## Problem requirements
Extract the complete data exactly as given.

Dataset rows about figures

★ ★ ★ ★ ★

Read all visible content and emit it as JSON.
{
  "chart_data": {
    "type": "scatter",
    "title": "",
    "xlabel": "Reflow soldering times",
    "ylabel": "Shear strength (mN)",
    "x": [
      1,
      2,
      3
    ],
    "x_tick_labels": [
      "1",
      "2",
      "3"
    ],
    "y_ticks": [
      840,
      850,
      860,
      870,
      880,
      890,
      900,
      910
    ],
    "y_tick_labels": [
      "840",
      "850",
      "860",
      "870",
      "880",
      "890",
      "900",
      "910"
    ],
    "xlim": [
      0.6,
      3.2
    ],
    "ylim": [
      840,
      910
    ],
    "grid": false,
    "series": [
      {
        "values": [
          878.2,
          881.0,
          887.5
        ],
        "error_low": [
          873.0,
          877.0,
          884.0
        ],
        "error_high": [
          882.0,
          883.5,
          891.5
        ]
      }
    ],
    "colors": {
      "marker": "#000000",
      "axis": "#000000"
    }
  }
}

★ ★ ★ ★ ★

## Solution for this task
Read all visible content and emit it as JSON.
{
  "chart_data": {
    "type": "scatter",
    "title": "",
    "xlabel": "Reflow soldering times",
    "ylabel": "Shear strength (mN)",
    "x": [
      1,
      2,
      3
    ],
    "x_tick_labels": [
      "1",
      "2",
      "3"
    ],
    "y_ticks": [
      840,
      850,
      860,
      870,
      880,
      890,
      900,
      910
    ],
    "y_tick_labels": [
      "840",
      "850",
      "860",
      "870",
      "880",
      "890",
      "900",
      "910"
    ],
    "xlim": [
      0.6,
      3.2
    ],
    "ylim": [
      840,
      910
    ],
    "grid": false,
    "series": [
      {
        "values": [
          878.2,
          881.0,
          887.5
        ],
        "error_low": [
          873.0,
          877.0,
          884.0
        ],
        "error_high": [
          882.0,
          883.5,
          891.5
        ]
      }
    ],
    "colors": {
      "marker": "#000000",
      "axis": "#000000"
    }
  }
}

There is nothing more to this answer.